From the listing below, extract each line containing the string "Bezeichnung".
○ ○ ○ ○ ○
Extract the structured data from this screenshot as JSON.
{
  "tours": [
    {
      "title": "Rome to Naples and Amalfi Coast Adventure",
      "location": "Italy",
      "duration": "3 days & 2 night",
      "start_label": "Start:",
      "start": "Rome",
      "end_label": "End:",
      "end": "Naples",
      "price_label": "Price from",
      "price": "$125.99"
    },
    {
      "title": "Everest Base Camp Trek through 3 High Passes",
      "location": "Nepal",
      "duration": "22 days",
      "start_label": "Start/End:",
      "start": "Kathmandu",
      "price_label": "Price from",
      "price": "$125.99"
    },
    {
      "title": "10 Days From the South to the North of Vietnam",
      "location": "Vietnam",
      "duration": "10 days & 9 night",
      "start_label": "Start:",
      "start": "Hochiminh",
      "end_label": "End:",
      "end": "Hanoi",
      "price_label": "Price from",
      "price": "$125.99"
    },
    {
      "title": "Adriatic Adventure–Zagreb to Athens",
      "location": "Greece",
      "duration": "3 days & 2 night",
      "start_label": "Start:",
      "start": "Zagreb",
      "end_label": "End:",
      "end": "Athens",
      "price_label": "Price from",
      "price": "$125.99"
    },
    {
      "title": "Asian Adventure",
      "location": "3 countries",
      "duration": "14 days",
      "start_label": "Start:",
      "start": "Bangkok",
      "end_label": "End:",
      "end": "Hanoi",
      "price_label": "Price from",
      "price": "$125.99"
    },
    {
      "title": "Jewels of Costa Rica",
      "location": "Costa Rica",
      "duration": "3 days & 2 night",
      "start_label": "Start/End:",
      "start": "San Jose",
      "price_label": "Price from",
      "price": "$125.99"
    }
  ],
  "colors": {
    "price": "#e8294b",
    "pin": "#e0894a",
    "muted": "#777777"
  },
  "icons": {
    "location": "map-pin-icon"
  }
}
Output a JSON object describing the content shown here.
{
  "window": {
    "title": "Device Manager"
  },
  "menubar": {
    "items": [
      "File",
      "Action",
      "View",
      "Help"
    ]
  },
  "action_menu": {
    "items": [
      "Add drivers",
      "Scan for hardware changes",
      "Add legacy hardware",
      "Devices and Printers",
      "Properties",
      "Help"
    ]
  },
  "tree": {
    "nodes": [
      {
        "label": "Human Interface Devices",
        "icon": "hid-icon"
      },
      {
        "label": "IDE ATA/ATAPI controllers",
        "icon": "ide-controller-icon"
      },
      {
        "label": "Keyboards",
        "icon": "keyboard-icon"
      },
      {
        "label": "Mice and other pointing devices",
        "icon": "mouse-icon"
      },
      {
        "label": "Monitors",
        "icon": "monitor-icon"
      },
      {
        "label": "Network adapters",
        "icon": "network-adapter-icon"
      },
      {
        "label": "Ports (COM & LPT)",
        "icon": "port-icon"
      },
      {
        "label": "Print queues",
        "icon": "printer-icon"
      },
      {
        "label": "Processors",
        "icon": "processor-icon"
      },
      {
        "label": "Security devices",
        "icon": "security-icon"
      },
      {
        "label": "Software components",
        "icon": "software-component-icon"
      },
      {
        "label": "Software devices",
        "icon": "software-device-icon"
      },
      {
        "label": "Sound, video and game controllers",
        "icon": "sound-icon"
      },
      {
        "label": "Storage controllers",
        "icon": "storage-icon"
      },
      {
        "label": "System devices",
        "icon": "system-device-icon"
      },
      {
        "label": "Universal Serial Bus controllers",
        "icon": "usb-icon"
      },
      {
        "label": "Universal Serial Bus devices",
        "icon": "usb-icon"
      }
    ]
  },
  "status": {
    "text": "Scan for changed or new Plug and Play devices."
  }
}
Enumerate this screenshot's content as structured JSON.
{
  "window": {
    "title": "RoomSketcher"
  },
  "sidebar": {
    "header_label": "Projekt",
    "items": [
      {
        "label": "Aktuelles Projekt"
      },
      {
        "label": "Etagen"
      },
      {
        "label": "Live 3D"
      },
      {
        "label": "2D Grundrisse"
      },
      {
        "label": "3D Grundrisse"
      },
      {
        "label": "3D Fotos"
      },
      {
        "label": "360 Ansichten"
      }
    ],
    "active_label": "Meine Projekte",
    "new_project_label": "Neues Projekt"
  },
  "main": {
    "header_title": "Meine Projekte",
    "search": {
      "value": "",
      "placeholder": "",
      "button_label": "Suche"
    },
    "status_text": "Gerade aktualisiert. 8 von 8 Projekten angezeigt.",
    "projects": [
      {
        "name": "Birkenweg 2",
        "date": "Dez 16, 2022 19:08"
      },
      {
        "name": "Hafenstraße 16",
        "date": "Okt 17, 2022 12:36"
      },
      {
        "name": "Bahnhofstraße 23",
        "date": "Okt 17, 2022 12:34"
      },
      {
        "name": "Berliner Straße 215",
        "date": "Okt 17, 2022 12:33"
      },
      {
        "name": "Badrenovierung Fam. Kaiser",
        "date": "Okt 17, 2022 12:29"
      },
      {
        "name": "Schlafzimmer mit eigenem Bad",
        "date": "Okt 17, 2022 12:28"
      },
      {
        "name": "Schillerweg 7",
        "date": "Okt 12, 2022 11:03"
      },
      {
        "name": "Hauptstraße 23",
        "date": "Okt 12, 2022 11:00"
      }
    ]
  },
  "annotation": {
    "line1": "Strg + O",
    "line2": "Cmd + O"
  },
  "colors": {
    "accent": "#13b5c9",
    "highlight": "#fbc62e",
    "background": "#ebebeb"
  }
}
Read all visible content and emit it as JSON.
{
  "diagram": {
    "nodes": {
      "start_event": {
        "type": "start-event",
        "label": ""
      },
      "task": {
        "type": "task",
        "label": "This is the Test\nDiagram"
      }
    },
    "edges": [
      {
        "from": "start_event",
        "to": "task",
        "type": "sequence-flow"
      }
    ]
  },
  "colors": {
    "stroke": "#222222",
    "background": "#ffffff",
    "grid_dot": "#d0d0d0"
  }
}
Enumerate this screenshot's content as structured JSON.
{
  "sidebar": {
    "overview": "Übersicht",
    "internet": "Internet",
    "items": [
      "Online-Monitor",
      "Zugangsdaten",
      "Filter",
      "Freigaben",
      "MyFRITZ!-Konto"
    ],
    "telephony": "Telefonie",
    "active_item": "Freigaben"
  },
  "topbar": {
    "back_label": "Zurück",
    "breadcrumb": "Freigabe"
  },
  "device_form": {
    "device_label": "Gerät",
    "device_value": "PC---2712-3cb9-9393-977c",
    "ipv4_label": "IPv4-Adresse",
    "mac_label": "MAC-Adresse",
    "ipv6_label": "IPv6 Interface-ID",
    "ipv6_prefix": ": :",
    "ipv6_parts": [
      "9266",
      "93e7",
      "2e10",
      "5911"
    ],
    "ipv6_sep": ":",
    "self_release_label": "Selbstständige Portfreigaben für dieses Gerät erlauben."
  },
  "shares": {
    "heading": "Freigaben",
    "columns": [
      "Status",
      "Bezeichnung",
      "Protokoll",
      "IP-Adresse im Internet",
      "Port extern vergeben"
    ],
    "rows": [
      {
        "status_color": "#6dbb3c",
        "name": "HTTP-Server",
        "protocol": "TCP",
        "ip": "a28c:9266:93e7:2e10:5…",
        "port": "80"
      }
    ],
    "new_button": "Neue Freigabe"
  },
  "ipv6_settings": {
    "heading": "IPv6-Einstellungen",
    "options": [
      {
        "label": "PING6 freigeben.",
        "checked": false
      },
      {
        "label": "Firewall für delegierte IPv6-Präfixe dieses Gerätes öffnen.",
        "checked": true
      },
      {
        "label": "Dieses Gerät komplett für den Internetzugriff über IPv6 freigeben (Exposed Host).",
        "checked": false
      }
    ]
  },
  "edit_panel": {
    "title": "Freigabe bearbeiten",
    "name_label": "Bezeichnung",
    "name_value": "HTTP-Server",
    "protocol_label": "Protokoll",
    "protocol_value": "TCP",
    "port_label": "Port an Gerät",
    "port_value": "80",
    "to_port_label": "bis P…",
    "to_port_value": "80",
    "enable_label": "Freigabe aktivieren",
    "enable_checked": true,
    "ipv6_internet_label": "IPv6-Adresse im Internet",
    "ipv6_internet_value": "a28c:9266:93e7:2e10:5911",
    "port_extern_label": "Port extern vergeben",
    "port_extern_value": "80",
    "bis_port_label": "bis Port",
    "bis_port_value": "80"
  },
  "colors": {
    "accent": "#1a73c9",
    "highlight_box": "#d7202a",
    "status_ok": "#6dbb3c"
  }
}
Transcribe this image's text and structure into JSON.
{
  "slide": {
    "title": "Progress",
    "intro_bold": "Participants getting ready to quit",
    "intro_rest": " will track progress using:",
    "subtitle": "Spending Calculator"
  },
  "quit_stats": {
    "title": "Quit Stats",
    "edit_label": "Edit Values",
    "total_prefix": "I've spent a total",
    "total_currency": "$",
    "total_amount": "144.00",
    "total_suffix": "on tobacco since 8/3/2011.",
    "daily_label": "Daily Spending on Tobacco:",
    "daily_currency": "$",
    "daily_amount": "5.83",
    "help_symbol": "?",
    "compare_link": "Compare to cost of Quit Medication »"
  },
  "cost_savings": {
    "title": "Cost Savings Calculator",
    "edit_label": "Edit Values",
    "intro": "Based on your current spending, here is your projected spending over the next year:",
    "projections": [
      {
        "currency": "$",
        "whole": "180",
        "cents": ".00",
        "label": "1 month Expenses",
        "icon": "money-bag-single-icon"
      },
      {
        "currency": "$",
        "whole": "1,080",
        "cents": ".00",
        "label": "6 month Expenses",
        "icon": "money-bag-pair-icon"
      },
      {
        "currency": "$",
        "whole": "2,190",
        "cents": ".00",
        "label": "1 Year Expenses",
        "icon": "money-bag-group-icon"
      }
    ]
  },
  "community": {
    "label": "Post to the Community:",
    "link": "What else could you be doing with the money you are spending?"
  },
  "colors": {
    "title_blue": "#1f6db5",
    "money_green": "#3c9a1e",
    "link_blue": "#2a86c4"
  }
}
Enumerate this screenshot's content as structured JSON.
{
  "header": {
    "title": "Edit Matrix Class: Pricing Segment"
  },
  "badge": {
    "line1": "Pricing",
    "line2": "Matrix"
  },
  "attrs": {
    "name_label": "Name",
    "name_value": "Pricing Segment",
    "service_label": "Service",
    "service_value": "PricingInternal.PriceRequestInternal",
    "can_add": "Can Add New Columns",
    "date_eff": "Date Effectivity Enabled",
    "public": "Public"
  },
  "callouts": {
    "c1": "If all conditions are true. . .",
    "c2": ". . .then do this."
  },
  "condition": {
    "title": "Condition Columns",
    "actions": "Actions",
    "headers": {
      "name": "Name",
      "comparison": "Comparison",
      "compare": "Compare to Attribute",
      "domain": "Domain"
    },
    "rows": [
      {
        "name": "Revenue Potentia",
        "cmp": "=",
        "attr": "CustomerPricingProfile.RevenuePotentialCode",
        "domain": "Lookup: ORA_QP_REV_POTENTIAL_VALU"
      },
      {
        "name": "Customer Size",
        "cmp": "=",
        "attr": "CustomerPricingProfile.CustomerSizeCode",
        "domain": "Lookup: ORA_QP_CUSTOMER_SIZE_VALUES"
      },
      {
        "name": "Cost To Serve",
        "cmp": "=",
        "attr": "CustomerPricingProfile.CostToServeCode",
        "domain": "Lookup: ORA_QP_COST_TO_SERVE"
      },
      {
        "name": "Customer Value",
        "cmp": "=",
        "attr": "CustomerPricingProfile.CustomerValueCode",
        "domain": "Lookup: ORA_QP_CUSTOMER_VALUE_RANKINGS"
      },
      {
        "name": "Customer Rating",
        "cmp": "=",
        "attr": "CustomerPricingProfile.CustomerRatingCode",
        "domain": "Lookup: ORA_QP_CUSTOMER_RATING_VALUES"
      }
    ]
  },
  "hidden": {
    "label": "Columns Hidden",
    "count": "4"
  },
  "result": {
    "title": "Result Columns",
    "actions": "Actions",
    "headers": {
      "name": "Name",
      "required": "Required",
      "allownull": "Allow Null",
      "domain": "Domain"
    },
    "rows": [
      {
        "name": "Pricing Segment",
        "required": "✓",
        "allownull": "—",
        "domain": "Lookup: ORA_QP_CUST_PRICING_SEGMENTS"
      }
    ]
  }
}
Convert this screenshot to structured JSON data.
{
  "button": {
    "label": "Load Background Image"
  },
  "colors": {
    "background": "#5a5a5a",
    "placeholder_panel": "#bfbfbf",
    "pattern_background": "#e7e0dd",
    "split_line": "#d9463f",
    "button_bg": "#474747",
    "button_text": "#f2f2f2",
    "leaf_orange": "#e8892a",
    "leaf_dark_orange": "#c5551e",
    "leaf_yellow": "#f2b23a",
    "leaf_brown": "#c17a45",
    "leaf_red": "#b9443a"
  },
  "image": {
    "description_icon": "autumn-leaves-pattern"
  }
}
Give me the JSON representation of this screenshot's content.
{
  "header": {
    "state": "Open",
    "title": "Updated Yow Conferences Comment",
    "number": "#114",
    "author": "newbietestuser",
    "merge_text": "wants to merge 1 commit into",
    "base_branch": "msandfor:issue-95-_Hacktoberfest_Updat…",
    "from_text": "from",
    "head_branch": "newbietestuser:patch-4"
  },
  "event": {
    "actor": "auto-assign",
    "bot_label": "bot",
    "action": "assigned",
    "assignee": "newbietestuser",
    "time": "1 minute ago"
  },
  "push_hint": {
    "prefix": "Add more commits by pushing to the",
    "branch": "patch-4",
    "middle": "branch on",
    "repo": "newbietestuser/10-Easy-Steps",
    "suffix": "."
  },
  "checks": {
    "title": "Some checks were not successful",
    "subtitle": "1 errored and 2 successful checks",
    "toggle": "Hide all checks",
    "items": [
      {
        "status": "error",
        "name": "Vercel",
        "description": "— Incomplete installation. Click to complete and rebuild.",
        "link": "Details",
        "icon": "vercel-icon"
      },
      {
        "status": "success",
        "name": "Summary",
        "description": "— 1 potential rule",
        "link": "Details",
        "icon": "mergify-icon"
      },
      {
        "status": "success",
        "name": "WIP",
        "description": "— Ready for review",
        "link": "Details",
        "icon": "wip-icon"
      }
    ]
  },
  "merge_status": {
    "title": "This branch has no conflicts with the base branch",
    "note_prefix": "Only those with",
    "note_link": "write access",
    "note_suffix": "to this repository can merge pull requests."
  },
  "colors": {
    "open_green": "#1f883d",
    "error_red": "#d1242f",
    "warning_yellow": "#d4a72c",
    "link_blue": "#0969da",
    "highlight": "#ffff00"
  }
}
○ ○ ○ ○ ○
• _SOLUTION_
      "Bezeichnung",
    "name_label": "Bezeichnung",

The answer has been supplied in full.